* **Records from a dataset**
┌────────
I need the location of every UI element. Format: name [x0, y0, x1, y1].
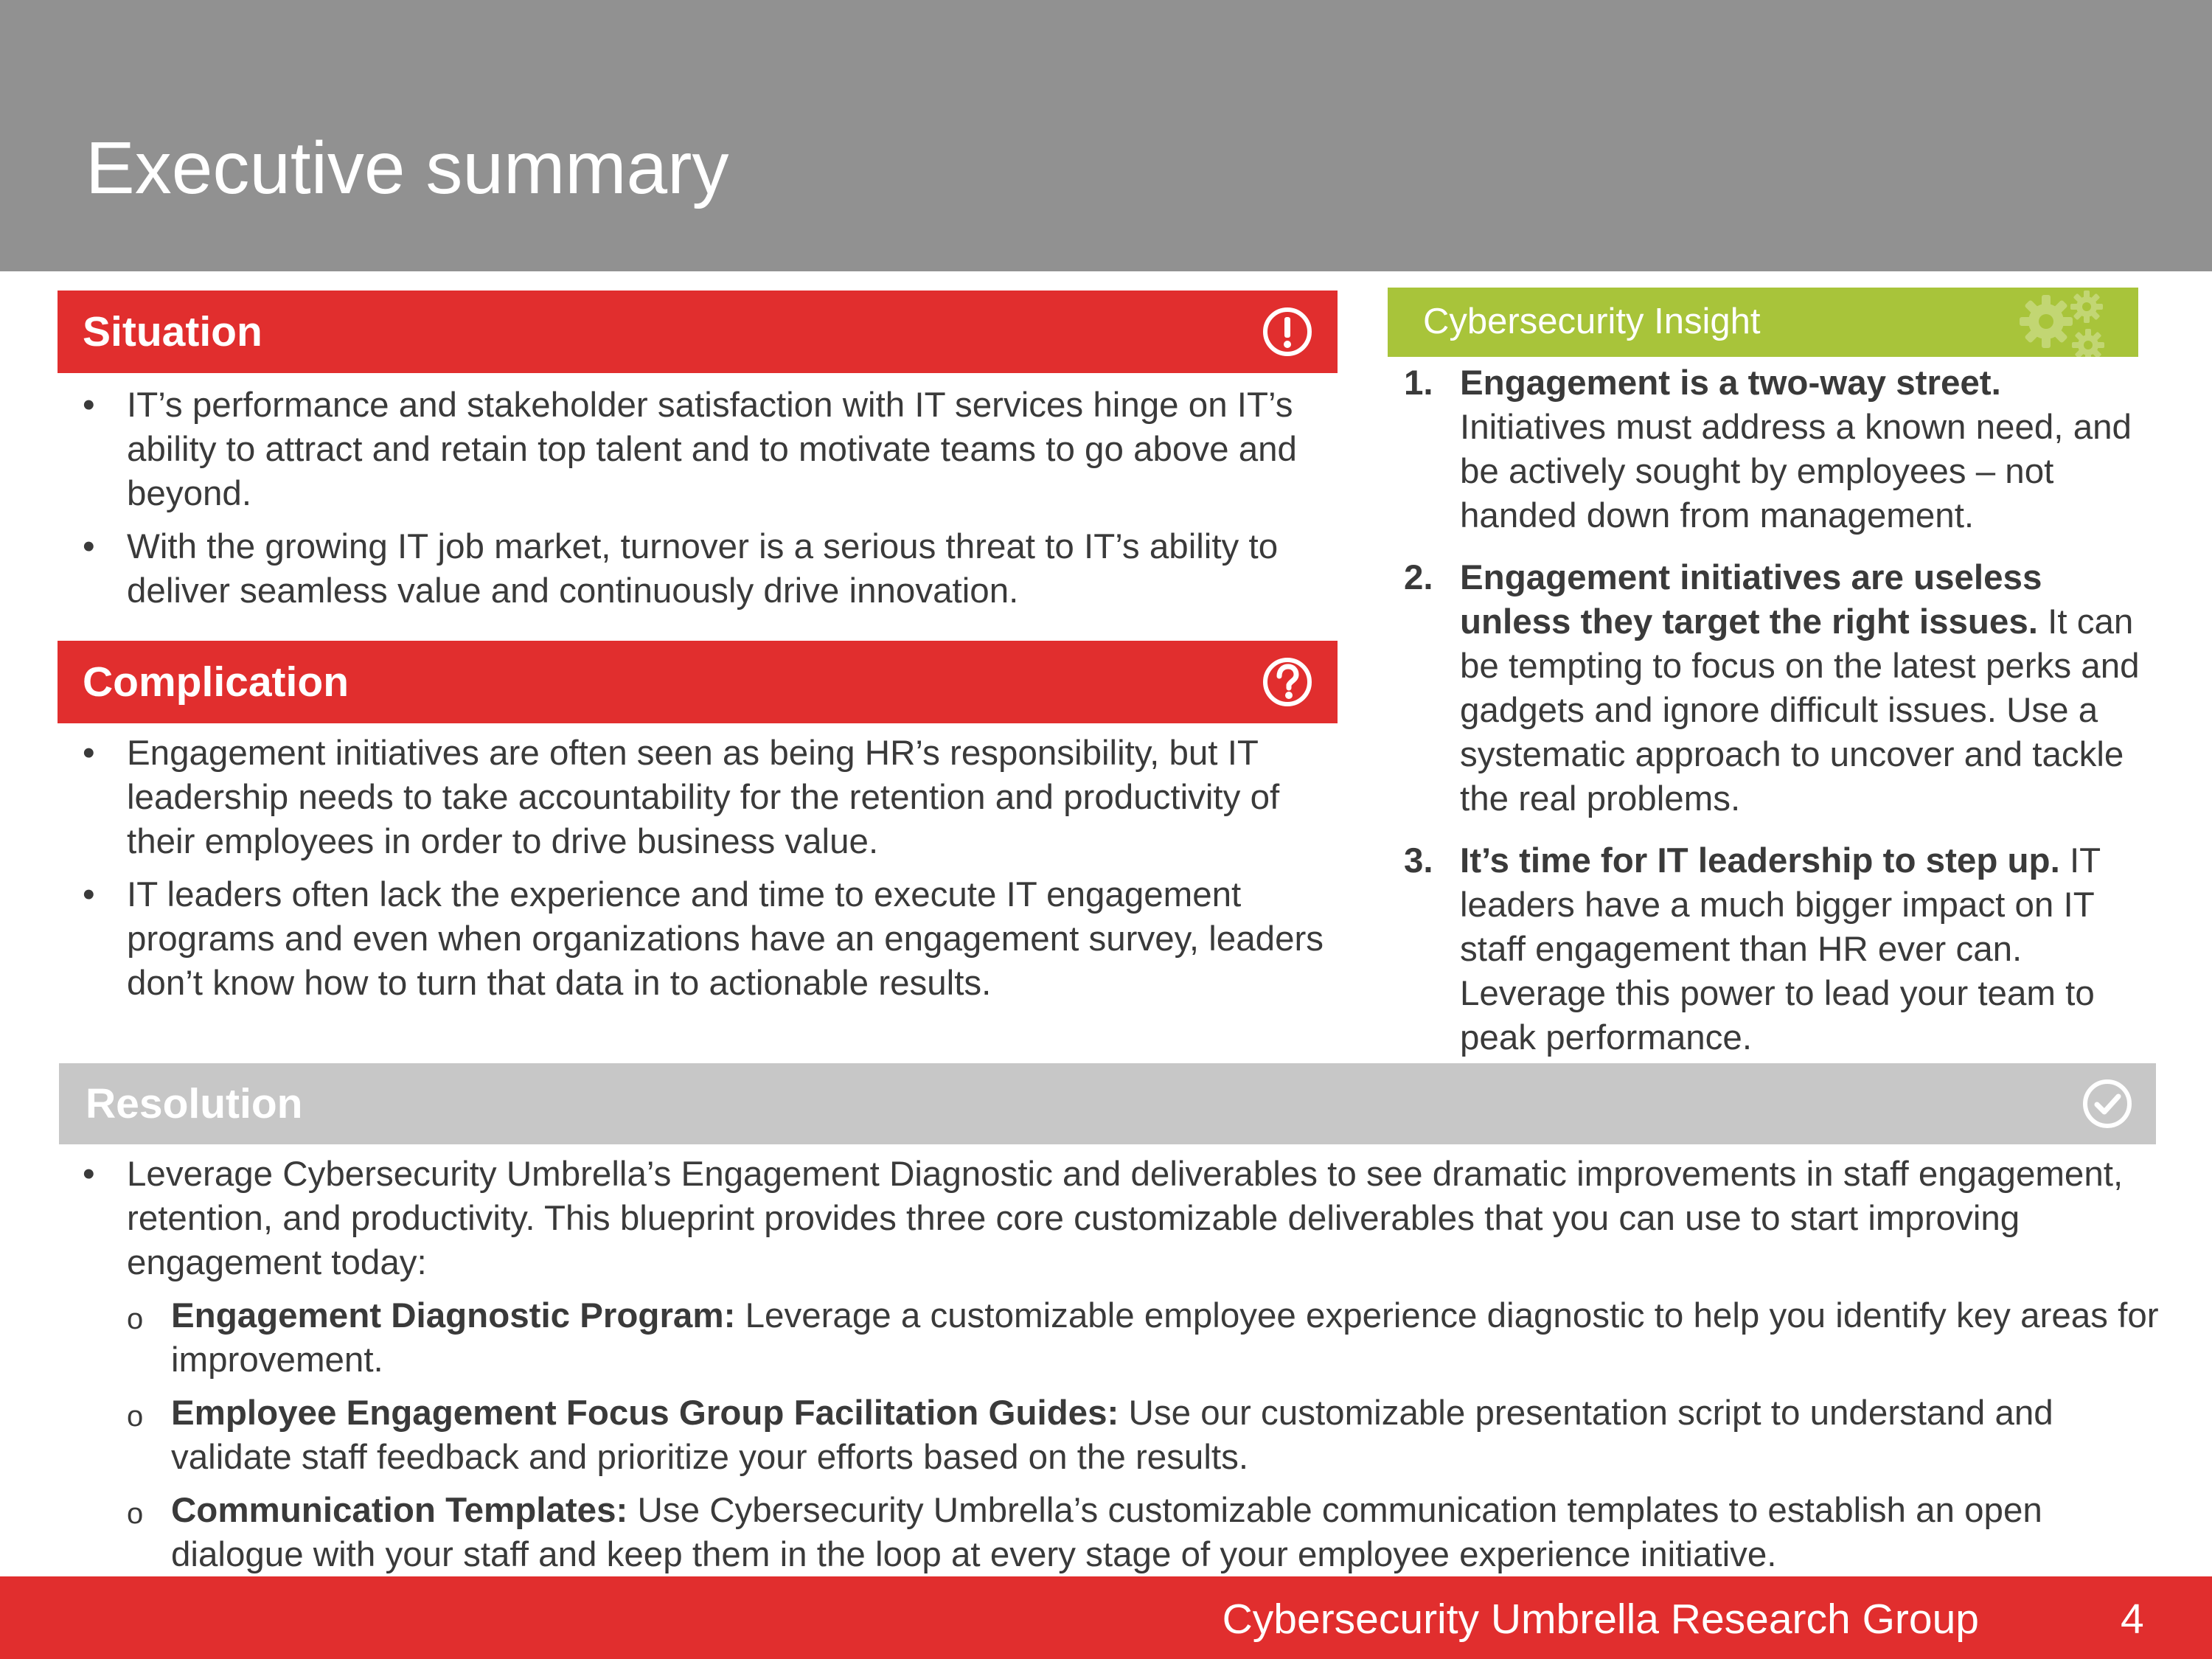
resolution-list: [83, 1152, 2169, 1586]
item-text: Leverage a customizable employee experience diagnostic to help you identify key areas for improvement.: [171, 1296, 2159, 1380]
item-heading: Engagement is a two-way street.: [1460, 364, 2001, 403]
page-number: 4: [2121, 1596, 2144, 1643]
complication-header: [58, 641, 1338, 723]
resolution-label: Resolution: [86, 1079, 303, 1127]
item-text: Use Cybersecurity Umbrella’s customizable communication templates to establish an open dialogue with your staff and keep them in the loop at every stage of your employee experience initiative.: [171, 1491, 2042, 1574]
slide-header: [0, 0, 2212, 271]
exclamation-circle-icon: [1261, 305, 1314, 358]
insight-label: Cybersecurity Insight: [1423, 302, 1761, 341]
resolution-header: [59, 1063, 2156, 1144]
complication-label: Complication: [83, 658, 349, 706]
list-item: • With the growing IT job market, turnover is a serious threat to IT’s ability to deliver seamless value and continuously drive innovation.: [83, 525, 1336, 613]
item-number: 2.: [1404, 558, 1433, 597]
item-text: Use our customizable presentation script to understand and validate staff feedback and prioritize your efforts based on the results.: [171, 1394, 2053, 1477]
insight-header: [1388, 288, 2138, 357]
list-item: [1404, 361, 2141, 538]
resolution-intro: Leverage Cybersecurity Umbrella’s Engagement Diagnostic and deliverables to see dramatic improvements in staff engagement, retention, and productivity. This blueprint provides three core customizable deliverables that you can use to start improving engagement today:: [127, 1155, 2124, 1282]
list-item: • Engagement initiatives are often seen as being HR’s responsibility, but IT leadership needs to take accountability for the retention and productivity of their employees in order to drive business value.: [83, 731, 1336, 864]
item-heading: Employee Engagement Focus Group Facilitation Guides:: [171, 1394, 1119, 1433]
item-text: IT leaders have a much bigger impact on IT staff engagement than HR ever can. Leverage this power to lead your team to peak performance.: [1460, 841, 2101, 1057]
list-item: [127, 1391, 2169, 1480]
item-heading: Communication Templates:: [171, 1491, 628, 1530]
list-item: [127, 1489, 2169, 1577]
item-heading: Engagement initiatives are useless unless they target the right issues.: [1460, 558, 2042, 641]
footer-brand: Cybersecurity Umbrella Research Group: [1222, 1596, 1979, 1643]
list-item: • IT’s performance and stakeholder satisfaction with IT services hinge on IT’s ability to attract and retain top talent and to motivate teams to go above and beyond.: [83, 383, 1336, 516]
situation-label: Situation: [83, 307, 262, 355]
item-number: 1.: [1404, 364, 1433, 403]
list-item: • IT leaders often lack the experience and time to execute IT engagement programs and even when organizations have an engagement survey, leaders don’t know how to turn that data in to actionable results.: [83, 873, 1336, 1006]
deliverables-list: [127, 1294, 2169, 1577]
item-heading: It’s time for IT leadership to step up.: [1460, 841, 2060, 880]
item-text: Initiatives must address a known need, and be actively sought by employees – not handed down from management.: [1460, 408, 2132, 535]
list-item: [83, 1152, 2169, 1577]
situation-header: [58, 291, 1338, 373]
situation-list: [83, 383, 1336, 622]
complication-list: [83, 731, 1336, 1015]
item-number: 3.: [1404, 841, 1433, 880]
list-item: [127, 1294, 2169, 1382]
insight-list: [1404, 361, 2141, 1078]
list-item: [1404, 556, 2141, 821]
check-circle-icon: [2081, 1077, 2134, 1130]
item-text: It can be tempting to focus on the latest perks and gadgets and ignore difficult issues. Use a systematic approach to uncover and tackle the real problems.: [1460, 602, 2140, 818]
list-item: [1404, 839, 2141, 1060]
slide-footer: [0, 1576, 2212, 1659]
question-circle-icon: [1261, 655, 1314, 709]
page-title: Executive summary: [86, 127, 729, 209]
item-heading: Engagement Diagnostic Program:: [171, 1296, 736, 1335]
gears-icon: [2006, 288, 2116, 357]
└────────
* **Directions for this task**
Copy every line of the material above word for word, and omit the picture from your copy.

* **Response below**
I need the location of every UI element. Format: name [x0, y0, x1, y1].
resolution-list: [83, 1152, 2169, 1586]
item-text: Leverage a customizable employee experience diagnostic to help you identify key areas for improvement.: [171, 1296, 2159, 1380]
item-heading: Engagement is a two-way street.: [1460, 364, 2001, 403]
page-number: 4: [2121, 1596, 2144, 1643]
complication-header: [58, 641, 1338, 723]
resolution-label: Resolution: [86, 1079, 303, 1127]
item-text: Use Cybersecurity Umbrella’s customizable communication templates to establish an open dialogue with your staff and keep them in the loop at every stage of your employee experience initiative.: [171, 1491, 2042, 1574]
slide-header: [0, 0, 2212, 271]
exclamation-circle-icon: [1261, 305, 1314, 358]
insight-label: Cybersecurity Insight: [1423, 302, 1761, 341]
resolution-header: [59, 1063, 2156, 1144]
complication-label: Complication: [83, 658, 349, 706]
list-item: • With the growing IT job market, turnover is a serious threat to IT’s ability to deliver seamless value and continuously drive innovation.: [83, 525, 1336, 613]
item-number: 2.: [1404, 558, 1433, 597]
item-text: Use our customizable presentation script to understand and validate staff feedback and prioritize your efforts based on the results.: [171, 1394, 2053, 1477]
insight-header: [1388, 288, 2138, 357]
list-item: [1404, 361, 2141, 538]
resolution-intro: Leverage Cybersecurity Umbrella’s Engagement Diagnostic and deliverables to see dramatic improvements in staff engagement, retention, and productivity. This blueprint provides three core customizable deliverables that you can use to start improving engagement today:: [127, 1155, 2124, 1282]
list-item: • Engagement initiatives are often seen as being HR’s responsibility, but IT leadership needs to take accountability for the retention and productivity of their employees in order to drive business value.: [83, 731, 1336, 864]
item-heading: Employee Engagement Focus Group Facilitation Guides:: [171, 1394, 1119, 1433]
item-text: IT leaders have a much bigger impact on IT staff engagement than HR ever can. Leverage this power to lead your team to peak performance.: [1460, 841, 2101, 1057]
list-item: [127, 1391, 2169, 1480]
item-heading: Communication Templates:: [171, 1491, 628, 1530]
list-item: [127, 1489, 2169, 1577]
item-heading: Engagement initiatives are useless unless they target the right issues.: [1460, 558, 2042, 641]
footer-brand: Cybersecurity Umbrella Research Group: [1222, 1596, 1979, 1643]
list-item: • IT’s performance and stakeholder satisfaction with IT services hinge on IT’s ability to attract and retain top talent and to motivate teams to go above and beyond.: [83, 383, 1336, 516]
situation-label: Situation: [83, 307, 262, 355]
item-number: 1.: [1404, 364, 1433, 403]
list-item: • IT leaders often lack the experience and time to execute IT engagement programs and even when organizations have an engagement survey, leaders don’t know how to turn that data in to actionable results.: [83, 873, 1336, 1006]
deliverables-list: [127, 1294, 2169, 1577]
item-heading: It’s time for IT leadership to step up.: [1460, 841, 2060, 880]
item-text: Initiatives must address a known need, and be actively sought by employees – not handed down from management.: [1460, 408, 2132, 535]
list-item: [83, 1152, 2169, 1577]
situation-header: [58, 291, 1338, 373]
situation-list: [83, 383, 1336, 622]
complication-list: [83, 731, 1336, 1015]
item-number: 3.: [1404, 841, 1433, 880]
list-item: [127, 1294, 2169, 1382]
insight-list: [1404, 361, 2141, 1078]
list-item: [1404, 556, 2141, 821]
check-circle-icon: [2081, 1077, 2134, 1130]
item-text: It can be tempting to focus on the latest perks and gadgets and ignore difficult issues. Use a systematic approach to uncover and tackle the real problems.: [1460, 602, 2140, 818]
list-item: [1404, 839, 2141, 1060]
slide-footer: [0, 1576, 2212, 1659]
question-circle-icon: [1261, 655, 1314, 709]
page-title: Executive summary: [86, 127, 729, 209]
item-heading: Engagement Diagnostic Program:: [171, 1296, 736, 1335]
gears-icon: [2006, 288, 2116, 357]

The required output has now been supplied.